> [Required actions]
A - Duplicate the passage of the Middle Harbor essay from "The next day, the" to "flight. They’re beautiful.".
B - Turn the paragraph of the Middle Harbor essay that begins "On my walk here" into a short bulleted list that keeps its main facts.
----- Document segment -----
Two summers ago I came here every lunch hour to read a book on fly fishing. I don't fly fish, but it changed my life. It was about fly fishing as an way to experience and understand and order and frame wilderness, in the grand sense. The author spent most of his time near his home in wild Montana, but his accounts opened my eyes to what was right in front of them, and to a new way of writing. I have these memories with me on my bench.

On my walk here and back to the office each day, I pass a shallow inlet, where the USS Potomac, FDR's former personal yacht, is docked year-round. The rocky riprap banks are forever strewn with waterborne litter and debris. Not all is right in the world, but from my seat at the edge of Oakland's Middle Harbor, things are good enough.

The next day, the massive ship is still there. The coot family has grown to six; they’re still by the shoreline, paddling back and forth and diving a few inches down to pull algae from submerged rocks. They resurface with pale beaks full of vibrant green. A seventh floats fifty feet away, alone. But between them is another bird family I don’t recognize, and that I don’t believe I’ve seen here before: waterbirds with snow-white necks and chests. Their necks are long, elegant, and snake-like, like the cormorants; the tops of their heads are as black as their arcing necks are white; and their pointed beaks, muscularly sculpted isosceles triangles a few inches long, complete their features. Their tail-feathers, when extended, protrude in a fan shape six inches behind their bodies; I’d love to see them in flight. They’re beautiful.

They float silently, patiently, their heads tucked back into their grey-feathered wings. Nine in all. Later I identify them as either Clark’s grebes or Western grebes -– in either case, a species that leaves large inland lakes to overwinter on the Pacific coast.
----- Data for analysis -----
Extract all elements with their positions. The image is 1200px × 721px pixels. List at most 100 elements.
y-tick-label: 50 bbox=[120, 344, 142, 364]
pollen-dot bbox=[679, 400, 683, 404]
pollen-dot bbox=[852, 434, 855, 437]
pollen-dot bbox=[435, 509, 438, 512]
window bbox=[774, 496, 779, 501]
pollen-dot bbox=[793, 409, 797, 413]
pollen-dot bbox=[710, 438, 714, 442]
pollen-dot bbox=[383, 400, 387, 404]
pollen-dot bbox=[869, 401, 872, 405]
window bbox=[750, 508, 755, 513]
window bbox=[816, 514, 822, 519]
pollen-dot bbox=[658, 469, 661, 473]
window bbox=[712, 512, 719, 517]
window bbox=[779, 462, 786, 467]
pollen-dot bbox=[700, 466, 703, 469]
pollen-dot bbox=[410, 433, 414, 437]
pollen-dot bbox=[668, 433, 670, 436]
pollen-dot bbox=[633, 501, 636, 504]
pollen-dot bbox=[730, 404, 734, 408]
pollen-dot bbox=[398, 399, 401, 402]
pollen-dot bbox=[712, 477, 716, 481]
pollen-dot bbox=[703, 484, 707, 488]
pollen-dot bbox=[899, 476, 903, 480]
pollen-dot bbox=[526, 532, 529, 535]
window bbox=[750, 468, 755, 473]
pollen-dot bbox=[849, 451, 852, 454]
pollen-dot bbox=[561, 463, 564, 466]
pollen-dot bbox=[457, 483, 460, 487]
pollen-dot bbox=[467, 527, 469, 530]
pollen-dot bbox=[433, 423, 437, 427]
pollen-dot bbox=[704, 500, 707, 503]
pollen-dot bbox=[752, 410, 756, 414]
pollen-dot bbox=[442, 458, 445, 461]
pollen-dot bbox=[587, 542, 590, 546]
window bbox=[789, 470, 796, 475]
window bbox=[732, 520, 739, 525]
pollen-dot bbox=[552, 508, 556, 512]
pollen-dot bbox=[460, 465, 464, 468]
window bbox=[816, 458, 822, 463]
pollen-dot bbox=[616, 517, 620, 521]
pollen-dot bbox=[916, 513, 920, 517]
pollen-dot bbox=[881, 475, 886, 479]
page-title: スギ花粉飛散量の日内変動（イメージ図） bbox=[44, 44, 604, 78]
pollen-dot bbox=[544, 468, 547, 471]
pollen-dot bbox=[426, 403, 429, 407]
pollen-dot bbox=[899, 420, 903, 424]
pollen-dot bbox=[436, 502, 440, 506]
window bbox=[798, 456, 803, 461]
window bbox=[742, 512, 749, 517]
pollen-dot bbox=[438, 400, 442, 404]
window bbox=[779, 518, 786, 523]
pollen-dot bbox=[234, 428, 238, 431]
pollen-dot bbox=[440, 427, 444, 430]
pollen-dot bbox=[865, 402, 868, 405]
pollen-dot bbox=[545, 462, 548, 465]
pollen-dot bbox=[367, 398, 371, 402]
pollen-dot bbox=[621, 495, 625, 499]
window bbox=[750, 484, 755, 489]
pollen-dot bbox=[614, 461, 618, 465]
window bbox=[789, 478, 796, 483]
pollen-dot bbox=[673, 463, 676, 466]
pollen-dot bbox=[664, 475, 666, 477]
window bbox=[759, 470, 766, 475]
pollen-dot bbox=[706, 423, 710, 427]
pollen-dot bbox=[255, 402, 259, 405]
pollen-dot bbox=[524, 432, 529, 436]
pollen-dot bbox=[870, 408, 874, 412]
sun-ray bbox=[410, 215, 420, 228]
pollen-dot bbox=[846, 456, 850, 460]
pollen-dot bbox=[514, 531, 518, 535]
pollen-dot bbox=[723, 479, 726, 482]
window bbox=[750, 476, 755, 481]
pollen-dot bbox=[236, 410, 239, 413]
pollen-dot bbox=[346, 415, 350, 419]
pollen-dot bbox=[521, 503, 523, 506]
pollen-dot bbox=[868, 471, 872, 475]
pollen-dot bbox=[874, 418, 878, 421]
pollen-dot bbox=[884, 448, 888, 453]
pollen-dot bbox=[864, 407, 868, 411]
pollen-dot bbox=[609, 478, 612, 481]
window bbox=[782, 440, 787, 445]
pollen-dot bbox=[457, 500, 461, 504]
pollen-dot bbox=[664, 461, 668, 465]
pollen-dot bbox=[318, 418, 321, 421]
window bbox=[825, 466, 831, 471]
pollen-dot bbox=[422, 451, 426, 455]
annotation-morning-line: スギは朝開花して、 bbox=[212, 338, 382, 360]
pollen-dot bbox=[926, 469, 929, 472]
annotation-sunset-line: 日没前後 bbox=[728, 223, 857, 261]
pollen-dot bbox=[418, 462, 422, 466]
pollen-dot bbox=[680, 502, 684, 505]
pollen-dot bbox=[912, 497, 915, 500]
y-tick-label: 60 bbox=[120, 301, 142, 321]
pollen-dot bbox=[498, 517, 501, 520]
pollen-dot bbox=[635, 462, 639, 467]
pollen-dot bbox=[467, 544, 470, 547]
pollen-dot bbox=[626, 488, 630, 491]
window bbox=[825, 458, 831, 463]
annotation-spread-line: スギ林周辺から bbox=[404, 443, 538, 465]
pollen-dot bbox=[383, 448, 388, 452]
-----
> [Task-by-task answers]
A -
The next day, the massive ship is still there. The coot family has grown to six; they’re still by the shoreline, paddling back and forth and diving a few inches down to pull algae from submerged rocks. They resurface with pale beaks full of vibrant green. A seventh floats fifty feet away, alone. But between them is another bird family I don’t recognize, and that I don’t believe I’ve seen here before: waterbirds with snow-white necks and chests. Their necks are long, elegant, and snake-like, like the cormorants; the tops of their heads are as black as their arcing necks are white; and their pointed beaks, muscularly sculpted isosceles triangles a few inches long, complete their features. Their tail-feathers, when extended, protrude in a fan shape six inches behind their bodies; I’d love to see them in flight. They’re beautiful.

B -
- Each day the walk to the bench and back to the office passes a shallow inlet.
- The USS Potomac, FDR's former personal yacht, is docked there year-round.
- The rocky riprap banks are always strewn with waterborne litter and debris.
- Not all is right in the world, but from the seat at the edge of Oakland's Middle Harbor, things are good enough.